::: EXCERPTED DATA

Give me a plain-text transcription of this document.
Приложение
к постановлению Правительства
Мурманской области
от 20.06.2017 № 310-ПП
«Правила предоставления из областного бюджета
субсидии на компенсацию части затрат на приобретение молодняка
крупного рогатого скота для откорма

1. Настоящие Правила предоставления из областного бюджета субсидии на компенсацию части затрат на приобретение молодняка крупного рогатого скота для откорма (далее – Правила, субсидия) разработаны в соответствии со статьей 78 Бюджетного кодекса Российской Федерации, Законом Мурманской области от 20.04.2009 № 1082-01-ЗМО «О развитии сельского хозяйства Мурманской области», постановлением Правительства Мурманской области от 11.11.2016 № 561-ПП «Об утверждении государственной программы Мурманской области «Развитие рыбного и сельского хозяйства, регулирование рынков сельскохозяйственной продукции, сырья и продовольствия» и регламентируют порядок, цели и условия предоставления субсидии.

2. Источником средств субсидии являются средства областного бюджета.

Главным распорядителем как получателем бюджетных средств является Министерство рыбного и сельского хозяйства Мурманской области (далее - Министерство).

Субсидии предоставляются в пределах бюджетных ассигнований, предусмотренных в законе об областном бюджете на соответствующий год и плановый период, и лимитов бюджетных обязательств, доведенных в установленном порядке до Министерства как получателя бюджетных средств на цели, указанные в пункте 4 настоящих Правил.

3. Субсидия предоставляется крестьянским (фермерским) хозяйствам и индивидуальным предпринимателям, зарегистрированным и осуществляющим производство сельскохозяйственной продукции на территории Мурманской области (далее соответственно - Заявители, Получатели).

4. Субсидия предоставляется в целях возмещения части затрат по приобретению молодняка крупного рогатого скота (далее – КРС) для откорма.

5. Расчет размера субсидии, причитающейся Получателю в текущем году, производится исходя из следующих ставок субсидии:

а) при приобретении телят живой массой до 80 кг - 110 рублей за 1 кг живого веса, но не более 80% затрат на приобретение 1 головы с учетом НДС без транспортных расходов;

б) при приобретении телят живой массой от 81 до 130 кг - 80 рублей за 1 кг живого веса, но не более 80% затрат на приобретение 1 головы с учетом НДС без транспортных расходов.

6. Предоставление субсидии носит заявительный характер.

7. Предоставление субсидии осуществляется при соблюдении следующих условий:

::::::

#### WHAT NEEDS TO BE DONE:
Output the entries exactly.

#### EXERCISE RESULT:
Give me a plain-text transcription of this document.
Приложение
к постановлению Правительства
Мурманской области
от 20.06.2017 № 310-ПП
«Правила предоставления из областного бюджета
субсидии на компенсацию части затрат на приобретение молодняка
крупного рогатого скота для откорма

1. Настоящие Правила предоставления из областного бюджета субсидии на компенсацию части затрат на приобретение молодняка крупного рогатого скота для откорма (далее – Правила, субсидия) разработаны в соответствии со статьей 78 Бюджетного кодекса Российской Федерации, Законом Мурманской области от 20.04.2009 № 1082-01-ЗМО «О развитии сельского хозяйства Мурманской области», постановлением Правительства Мурманской области от 11.11.2016 № 561-ПП «Об утверждении государственной программы Мурманской области «Развитие рыбного и сельского хозяйства, регулирование рынков сельскохозяйственной продукции, сырья и продовольствия» и регламентируют порядок, цели и условия предоставления субсидии.

2. Источником средств субсидии являются средства областного бюджета.

Главным распорядителем как получателем бюджетных средств является Министерство рыбного и сельского хозяйства Мурманской области (далее - Министерство).

Субсидии предоставляются в пределах бюджетных ассигнований, предусмотренных в законе об областном бюджете на соответствующий год и плановый период, и лимитов бюджетных обязательств, доведенных в установленном порядке до Министерства как получателя бюджетных средств на цели, указанные в пункте 4 настоящих Правил.

3. Субсидия предоставляется крестьянским (фермерским) хозяйствам и индивидуальным предпринимателям, зарегистрированным и осуществляющим производство сельскохозяйственной продукции на территории Мурманской области (далее соответственно - Заявители, Получатели).

4. Субсидия предоставляется в целях возмещения части затрат по приобретению молодняка крупного рогатого скота (далее – КРС) для откорма.

5. Расчет размера субсидии, причитающейся Получателю в текущем году, производится исходя из следующих ставок субсидии:

а) при приобретении телят живой массой до 80 кг - 110 рублей за 1 кг живого веса, но не более 80% затрат на приобретение 1 головы с учетом НДС без транспортных расходов;

б) при приобретении телят живой массой от 81 до 130 кг - 80 рублей за 1 кг живого веса, но не более 80% затрат на приобретение 1 головы с учетом НДС без транспортных расходов.

6. Предоставление субсидии носит заявительный характер.

7. Предоставление субсидии осуществляется при соблюдении следующих условий:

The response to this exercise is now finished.